DOCUMENT SECTION ::
In [1]:
#!conda install requests
#!conda install beautifulsoup4
#!conda install selenium
In [2]:
import requests
from bs4 import BeautifulSoup
import selenium.webdriver
import pandas as pd
Acknowledgements: The code below is very much inspired by Chris Bail's "Screen-Scraping in R". Thanks Chris!
Web scraping (also sometimes called "screen-scraping") is a method for extracting data from the web. There are many techniques which can be used for web scraping — ranging from requiring human involvement (“human copy-paste”) to fully automated systems. For research questions where you need to visit many webpages, and collect essentially very similar information from each, web scraping can be a great tool.
The typical web scraping program:
When the internet was young, web scraping was a common and legally acceptable practice for collecting data on the web. But with the rise of online platforms, some of which rely heavily on user-created content (e.g. Craigslist), the data made available on these sites has become recognized by their companies as highly valuable. Furthermore, from a website developer's perspective, web crawlers are able request many pages from your site in rapid succession, increasing server loads, and generally being a nuisance.
Thus many websites, especially large sites (e.g. Yelp, AllRecipes, Instagram, The New York Times, etc.), have now forbidden "crawlers" / "robots" / "spiders" from harvesting their data in their "Terms of Service" (TOS). From Yelp's Terms of Service:
Before embarking on a research project that will involve web scraping, it is important to understand the TOS of the site you plan on collecting data from.
If the site does allow web scraping (and you've consulted your legal professional), many websites have a robots.txt
file that tells search engines and web scrapers, written by researchers like you, how to interact with the site "politely" (i.e. the number of requests that can be made, pages to avoid, etc.).

RECORDS ::

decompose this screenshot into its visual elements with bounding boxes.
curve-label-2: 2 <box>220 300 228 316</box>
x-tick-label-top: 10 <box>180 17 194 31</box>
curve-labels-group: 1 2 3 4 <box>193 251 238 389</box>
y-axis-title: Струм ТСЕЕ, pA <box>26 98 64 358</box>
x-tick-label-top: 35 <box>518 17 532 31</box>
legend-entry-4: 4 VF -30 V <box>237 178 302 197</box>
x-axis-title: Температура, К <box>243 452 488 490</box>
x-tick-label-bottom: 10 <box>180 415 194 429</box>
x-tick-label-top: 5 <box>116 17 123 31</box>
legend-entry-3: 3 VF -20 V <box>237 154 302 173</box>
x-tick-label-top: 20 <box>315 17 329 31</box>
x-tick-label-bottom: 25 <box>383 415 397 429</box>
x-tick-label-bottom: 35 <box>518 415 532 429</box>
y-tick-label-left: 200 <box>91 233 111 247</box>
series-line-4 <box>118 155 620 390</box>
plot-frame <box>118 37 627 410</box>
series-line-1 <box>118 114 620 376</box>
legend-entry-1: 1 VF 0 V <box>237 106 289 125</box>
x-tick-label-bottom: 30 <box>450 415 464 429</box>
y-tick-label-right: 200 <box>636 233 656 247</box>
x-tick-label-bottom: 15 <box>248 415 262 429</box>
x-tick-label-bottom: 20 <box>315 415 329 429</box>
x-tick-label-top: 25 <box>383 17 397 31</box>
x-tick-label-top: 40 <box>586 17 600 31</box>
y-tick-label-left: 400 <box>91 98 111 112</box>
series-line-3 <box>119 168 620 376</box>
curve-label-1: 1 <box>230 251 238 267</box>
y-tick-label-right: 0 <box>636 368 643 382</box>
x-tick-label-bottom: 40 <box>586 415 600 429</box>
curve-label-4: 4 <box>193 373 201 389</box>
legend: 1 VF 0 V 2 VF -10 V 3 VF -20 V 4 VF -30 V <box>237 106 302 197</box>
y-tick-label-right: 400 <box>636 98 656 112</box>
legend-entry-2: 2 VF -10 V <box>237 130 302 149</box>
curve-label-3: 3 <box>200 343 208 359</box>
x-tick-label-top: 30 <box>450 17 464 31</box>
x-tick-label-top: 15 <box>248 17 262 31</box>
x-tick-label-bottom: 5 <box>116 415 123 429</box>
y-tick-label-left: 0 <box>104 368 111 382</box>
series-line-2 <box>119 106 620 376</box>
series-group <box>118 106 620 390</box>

WRITTEN TASK ::
In the web scraping tutorial, what does a site's robots.txt file tell search engines and web scrapers? The rows aren't used for anything here.

RESPONSE TO THE TASK ::
It tells them how to interact with the site "politely," such as how many requests can be made and which pages to avoid.